----- DATASET EXTRACT -----

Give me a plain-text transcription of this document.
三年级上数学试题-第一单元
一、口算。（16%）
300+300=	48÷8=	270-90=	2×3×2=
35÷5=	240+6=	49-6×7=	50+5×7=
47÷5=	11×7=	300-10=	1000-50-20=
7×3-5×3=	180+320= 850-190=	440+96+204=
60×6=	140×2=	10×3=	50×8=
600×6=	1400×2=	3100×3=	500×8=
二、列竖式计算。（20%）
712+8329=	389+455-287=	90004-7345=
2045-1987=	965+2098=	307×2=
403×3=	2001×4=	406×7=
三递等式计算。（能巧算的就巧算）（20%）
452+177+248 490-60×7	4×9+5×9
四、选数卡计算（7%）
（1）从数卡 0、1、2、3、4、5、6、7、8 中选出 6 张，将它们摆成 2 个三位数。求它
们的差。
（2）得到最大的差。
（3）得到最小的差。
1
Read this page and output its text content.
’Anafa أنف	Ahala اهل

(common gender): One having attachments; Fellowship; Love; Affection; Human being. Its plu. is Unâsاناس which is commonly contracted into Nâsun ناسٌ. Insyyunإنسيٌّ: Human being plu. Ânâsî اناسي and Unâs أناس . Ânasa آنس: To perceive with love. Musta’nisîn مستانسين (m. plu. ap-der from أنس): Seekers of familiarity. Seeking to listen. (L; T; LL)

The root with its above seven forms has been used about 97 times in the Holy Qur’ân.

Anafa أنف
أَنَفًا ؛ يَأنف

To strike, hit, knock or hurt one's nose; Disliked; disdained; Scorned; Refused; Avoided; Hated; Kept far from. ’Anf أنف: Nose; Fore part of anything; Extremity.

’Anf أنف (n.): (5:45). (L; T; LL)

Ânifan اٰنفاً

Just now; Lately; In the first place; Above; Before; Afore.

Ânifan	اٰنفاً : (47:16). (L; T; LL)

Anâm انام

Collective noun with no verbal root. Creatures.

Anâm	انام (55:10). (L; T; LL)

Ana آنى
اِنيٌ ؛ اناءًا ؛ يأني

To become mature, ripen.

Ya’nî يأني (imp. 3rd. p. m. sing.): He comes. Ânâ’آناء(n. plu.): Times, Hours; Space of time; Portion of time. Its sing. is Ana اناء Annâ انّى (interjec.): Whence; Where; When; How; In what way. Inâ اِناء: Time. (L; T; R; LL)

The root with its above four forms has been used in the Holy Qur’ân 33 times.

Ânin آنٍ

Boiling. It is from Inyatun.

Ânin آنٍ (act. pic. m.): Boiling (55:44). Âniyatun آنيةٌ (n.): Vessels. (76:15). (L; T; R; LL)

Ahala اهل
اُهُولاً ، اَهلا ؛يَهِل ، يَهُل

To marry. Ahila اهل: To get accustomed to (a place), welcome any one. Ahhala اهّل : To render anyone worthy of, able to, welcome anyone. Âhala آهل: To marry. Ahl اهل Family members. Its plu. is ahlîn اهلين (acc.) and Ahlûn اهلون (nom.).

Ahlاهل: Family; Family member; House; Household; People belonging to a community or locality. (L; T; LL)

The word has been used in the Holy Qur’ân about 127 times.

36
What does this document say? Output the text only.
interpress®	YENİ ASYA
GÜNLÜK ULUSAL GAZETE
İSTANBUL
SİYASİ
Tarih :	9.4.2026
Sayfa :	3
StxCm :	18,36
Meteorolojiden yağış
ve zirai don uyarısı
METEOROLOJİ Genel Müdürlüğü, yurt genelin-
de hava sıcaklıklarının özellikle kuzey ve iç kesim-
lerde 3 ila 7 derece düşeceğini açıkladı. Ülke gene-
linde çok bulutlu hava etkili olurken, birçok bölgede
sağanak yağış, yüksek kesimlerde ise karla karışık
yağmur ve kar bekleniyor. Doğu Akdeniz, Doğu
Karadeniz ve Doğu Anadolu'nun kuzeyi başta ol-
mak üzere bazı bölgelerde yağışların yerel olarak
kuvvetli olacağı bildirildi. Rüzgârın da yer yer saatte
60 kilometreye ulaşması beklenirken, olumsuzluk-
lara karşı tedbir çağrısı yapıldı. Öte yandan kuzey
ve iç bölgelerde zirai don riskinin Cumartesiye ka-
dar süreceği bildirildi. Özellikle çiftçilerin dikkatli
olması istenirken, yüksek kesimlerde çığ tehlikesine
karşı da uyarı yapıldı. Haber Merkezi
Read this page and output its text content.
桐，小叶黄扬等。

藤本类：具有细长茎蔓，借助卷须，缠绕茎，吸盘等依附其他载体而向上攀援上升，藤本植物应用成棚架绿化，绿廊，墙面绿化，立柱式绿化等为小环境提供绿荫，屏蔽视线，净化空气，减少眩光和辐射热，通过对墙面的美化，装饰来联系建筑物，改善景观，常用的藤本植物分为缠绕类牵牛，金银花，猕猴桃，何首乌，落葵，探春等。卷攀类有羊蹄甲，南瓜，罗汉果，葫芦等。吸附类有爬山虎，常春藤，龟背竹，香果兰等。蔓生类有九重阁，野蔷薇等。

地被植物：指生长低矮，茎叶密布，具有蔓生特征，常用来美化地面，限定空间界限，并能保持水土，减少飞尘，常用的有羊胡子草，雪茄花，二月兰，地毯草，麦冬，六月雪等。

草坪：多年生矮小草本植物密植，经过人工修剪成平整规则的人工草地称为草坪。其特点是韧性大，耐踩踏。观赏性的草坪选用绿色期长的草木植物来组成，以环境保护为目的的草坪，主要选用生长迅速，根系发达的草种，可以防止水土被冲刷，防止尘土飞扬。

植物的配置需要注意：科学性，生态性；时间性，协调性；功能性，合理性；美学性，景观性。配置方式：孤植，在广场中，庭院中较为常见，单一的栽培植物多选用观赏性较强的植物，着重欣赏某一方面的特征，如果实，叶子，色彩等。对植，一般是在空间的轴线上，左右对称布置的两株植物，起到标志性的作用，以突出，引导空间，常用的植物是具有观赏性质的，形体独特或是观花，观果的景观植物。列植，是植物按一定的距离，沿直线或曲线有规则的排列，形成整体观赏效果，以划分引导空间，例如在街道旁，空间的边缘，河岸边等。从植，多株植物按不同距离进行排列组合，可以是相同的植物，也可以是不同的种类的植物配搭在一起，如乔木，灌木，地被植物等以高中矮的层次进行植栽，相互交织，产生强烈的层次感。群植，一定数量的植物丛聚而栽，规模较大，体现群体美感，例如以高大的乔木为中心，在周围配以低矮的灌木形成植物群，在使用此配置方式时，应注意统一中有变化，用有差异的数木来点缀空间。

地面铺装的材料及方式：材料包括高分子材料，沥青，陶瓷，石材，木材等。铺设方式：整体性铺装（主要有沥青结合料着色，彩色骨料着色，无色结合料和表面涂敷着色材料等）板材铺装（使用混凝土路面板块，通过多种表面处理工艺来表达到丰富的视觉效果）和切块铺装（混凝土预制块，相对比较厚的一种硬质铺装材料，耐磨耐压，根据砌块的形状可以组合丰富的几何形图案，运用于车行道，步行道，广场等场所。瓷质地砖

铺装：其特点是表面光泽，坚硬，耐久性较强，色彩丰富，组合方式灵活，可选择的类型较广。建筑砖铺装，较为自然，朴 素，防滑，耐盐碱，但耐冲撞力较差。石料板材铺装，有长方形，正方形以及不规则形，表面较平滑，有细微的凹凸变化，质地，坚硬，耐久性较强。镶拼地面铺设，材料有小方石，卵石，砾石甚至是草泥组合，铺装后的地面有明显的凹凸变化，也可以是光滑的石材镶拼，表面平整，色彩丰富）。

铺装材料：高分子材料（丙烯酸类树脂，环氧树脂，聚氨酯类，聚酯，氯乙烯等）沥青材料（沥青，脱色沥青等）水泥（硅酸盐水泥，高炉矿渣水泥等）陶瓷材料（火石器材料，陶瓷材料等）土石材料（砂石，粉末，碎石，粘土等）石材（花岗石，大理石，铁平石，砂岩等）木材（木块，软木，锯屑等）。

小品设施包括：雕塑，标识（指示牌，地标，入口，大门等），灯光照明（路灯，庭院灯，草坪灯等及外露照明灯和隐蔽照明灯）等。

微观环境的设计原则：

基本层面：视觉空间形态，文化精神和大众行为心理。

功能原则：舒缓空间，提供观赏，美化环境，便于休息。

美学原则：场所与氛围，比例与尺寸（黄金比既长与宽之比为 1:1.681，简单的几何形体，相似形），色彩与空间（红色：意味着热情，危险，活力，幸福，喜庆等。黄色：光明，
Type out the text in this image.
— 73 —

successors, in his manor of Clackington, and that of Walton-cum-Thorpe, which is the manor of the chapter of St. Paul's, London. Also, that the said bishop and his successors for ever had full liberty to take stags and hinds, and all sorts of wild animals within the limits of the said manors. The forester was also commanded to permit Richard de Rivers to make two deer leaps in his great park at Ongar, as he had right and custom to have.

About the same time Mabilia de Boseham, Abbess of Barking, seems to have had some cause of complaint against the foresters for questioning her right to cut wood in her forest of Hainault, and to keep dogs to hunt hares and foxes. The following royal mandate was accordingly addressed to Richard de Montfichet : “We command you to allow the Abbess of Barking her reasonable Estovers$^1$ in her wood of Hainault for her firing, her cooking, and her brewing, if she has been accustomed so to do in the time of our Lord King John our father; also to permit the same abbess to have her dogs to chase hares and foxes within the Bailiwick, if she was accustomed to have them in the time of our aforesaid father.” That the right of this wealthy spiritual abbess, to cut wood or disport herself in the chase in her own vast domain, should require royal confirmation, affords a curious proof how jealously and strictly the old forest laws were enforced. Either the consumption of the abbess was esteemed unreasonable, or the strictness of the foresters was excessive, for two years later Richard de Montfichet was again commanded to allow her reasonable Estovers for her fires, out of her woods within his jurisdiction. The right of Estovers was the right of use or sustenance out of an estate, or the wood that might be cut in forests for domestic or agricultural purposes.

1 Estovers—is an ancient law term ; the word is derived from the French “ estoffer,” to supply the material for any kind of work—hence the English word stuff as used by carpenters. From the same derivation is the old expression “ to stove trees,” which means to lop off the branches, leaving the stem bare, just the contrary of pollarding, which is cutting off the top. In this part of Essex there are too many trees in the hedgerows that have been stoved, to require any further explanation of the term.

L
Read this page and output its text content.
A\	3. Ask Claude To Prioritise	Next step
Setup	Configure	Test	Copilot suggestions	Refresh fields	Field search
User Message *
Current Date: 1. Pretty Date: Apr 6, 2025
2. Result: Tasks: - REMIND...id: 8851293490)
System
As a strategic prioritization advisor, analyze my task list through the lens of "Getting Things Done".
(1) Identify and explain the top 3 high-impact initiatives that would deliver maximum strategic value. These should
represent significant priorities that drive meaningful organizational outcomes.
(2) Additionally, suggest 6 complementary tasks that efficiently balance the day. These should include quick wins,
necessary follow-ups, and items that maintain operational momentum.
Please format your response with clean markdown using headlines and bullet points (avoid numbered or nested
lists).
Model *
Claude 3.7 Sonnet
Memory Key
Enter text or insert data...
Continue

-----

■ **AIM OF THE EXERCISE**:
Copy each line that contains the word "place".

■ **RESPONSE**:
Just now; Lately; In the first place; Above; Before; Afore.
To marry. Ahila اهل: To get accustomed to (a place), welcome any one. Ahhala اهّل : To render anyone worthy of, able to, welcome anyone. Âhala آهل: To marry. Ahl اهل Family members. Its plu. is ahlîn اهلين (acc.) and Ahlûn اهلون (nom.).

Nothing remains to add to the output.